Required work - Each line of the listing that contains the word "Amount" is to be copied.

Information given -
[BEGIN]

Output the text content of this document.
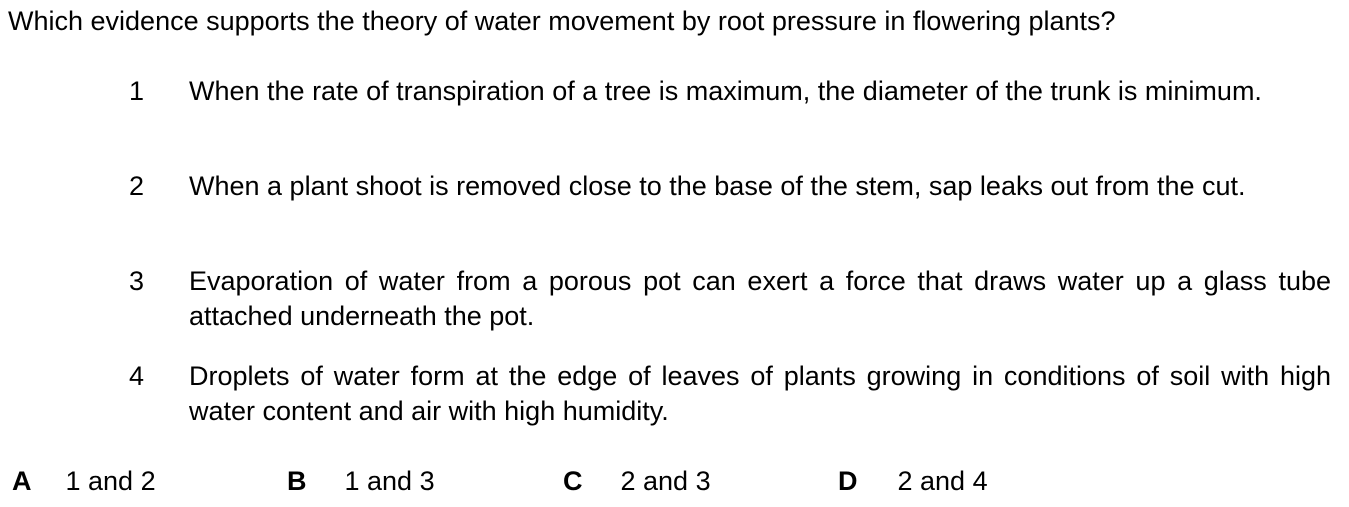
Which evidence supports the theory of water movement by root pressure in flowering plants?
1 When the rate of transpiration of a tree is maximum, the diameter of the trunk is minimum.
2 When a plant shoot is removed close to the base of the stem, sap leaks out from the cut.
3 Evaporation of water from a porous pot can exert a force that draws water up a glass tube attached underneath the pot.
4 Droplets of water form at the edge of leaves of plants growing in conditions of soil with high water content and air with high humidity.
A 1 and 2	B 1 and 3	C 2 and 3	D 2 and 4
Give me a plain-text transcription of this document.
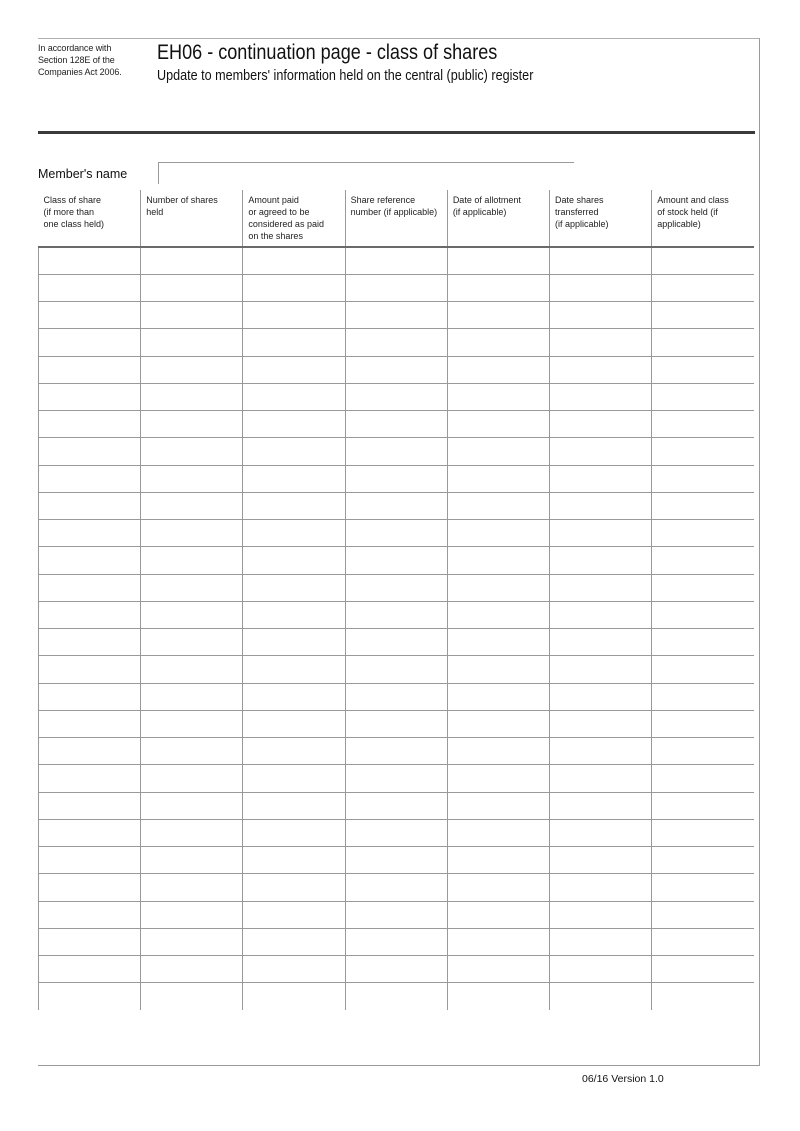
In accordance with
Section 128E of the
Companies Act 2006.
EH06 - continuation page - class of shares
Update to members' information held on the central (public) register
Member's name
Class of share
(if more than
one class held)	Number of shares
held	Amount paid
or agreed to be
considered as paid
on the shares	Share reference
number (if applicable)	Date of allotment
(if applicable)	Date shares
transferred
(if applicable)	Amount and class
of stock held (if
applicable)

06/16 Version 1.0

[END]
[BEGIN]

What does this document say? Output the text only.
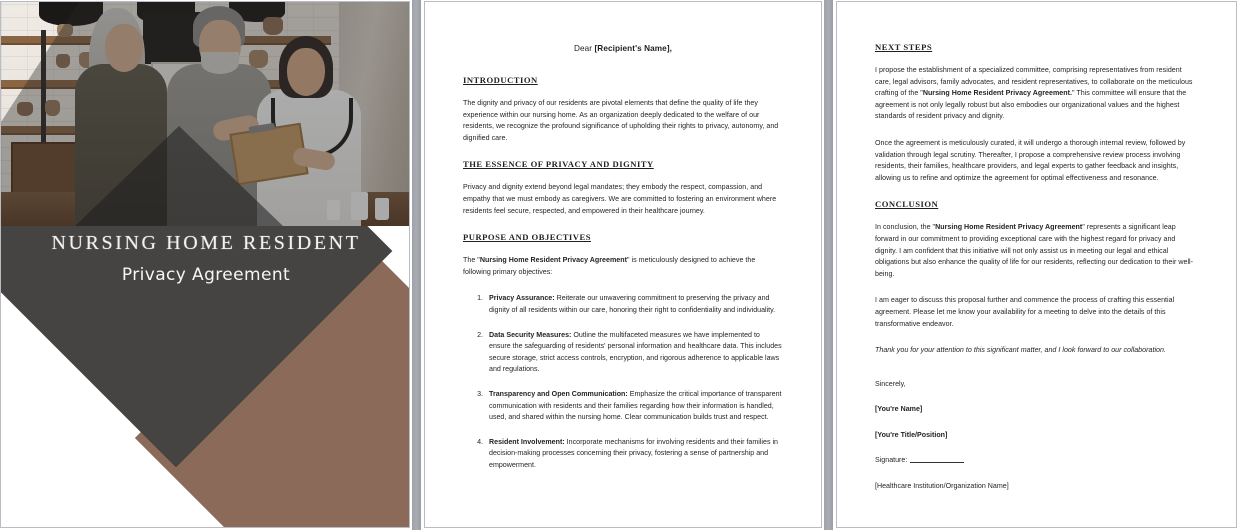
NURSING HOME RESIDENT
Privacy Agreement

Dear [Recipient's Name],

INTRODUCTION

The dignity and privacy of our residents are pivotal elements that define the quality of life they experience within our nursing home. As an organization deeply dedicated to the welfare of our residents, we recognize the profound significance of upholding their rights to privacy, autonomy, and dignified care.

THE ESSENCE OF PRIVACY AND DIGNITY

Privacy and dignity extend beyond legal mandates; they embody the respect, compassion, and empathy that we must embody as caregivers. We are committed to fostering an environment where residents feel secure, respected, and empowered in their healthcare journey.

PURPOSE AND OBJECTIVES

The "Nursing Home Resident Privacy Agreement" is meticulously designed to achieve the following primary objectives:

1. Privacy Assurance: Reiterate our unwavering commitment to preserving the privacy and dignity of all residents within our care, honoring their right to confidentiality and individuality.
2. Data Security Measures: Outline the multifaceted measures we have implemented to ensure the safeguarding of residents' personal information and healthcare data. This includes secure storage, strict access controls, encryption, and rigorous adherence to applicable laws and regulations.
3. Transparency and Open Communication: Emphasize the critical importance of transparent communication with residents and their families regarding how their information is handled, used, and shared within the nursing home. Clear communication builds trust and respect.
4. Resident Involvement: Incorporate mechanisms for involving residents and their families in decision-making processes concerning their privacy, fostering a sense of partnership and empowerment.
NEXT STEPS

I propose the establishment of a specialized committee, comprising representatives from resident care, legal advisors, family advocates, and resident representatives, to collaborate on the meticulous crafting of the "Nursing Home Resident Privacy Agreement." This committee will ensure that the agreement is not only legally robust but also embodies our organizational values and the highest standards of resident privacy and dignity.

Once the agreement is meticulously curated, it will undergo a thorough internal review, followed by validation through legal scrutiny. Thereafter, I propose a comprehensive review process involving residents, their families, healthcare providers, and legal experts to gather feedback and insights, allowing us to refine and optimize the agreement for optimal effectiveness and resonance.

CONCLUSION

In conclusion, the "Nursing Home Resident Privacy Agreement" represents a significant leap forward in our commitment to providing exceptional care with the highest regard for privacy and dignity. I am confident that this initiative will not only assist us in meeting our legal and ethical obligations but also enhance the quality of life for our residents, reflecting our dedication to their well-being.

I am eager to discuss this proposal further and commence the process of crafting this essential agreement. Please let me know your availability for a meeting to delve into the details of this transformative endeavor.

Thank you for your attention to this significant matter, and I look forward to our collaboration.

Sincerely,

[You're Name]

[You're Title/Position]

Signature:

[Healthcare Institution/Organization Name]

[END]

The result -
held	Amount paid
(if applicable)	Amount and class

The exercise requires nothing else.